**SHORT EXERCISE:**
Repeat what the lines below say, word for word, and skip every image.

**DATA RECORDS:**
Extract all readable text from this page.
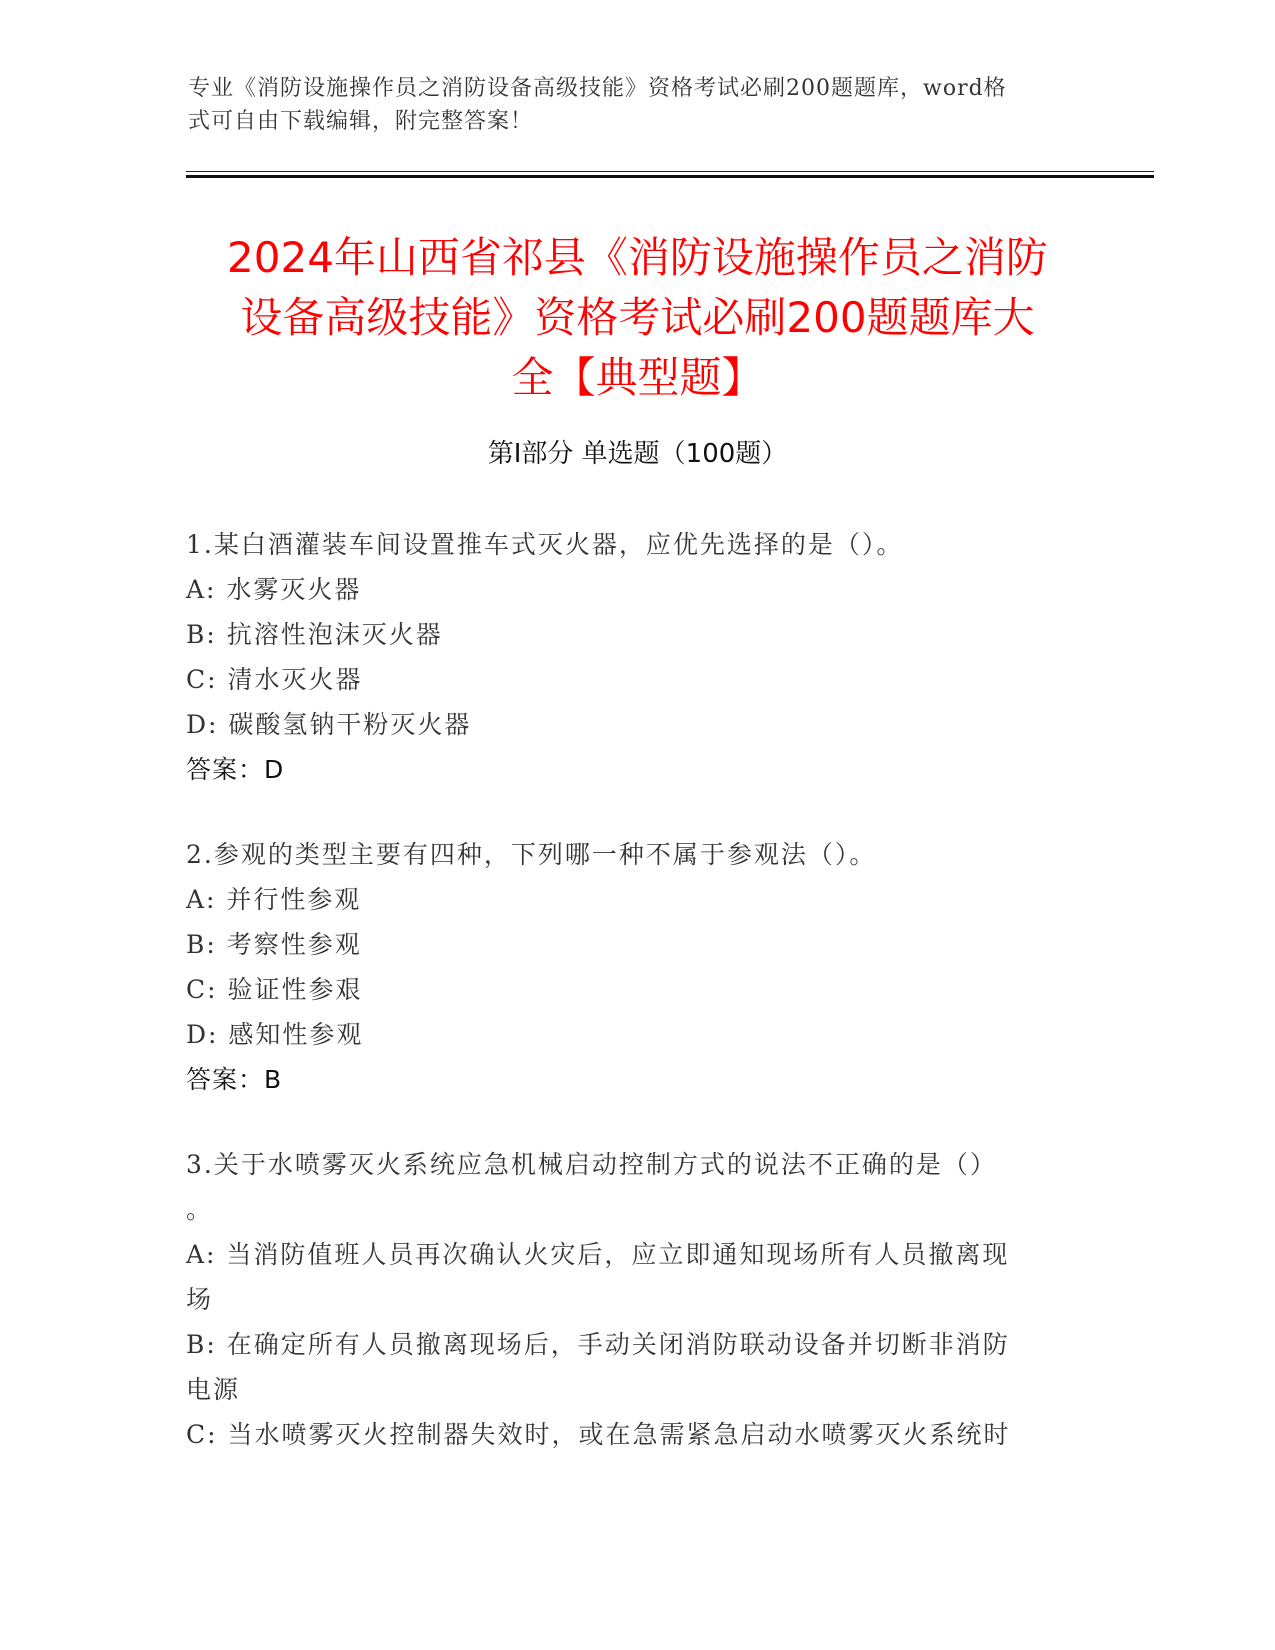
专业《消防设施操作员之消防设备高级技能》资格考试必刷200题题库，word格
式可自由下载编辑，附完整答案！
2024年山西省祁县《消防设施操作员之消防
设备高级技能》资格考试必刷200题题库大
全【典型题】
第Ⅰ部分 单选题（100题）

1.某白酒灌装车间设置推车式灭火器，应优先选择的是（）。

A: 水雾灭火器

B: 抗溶性泡沫灭火器

C: 清水灭火器

D: 碳酸氢钠干粉灭火器

答案：D

2.参观的类型主要有四种，下列哪一种不属于参观法（）。

A: 并行性参观

B: 考察性参观

C: 验证性参艰

D: 感知性参观

答案：B

3.关于水喷雾灭火系统应急机械启动控制方式的说法不正确的是（）

。

A: 当消防值班人员再次确认火灾后，应立即通知现场所有人员撤离现

场

B: 在确定所有人员撤离现场后，手动关闭消防联动设备并切断非消防

电源

C: 当水喷雾灭火控制器失效时，或在急需紧急启动水喷雾灭火系统时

**COMPLETE ANSWER:**
Extract all readable text from this page.
专业《消防设施操作员之消防设备高级技能》资格考试必刷200题题库，word格
式可自由下载编辑，附完整答案！
2024年山西省祁县《消防设施操作员之消防
设备高级技能》资格考试必刷200题题库大
全【典型题】
第Ⅰ部分 单选题（100题）

1.某白酒灌装车间设置推车式灭火器，应优先选择的是（）。

A: 水雾灭火器

B: 抗溶性泡沫灭火器

C: 清水灭火器

D: 碳酸氢钠干粉灭火器

答案：D

2.参观的类型主要有四种，下列哪一种不属于参观法（）。

A: 并行性参观

B: 考察性参观

C: 验证性参艰

D: 感知性参观

答案：B

3.关于水喷雾灭火系统应急机械启动控制方式的说法不正确的是（）

。

A: 当消防值班人员再次确认火灾后，应立即通知现场所有人员撤离现

场

B: 在确定所有人员撤离现场后，手动关闭消防联动设备并切断非消防

电源

C: 当水喷雾灭火控制器失效时，或在急需紧急启动水喷雾灭火系统时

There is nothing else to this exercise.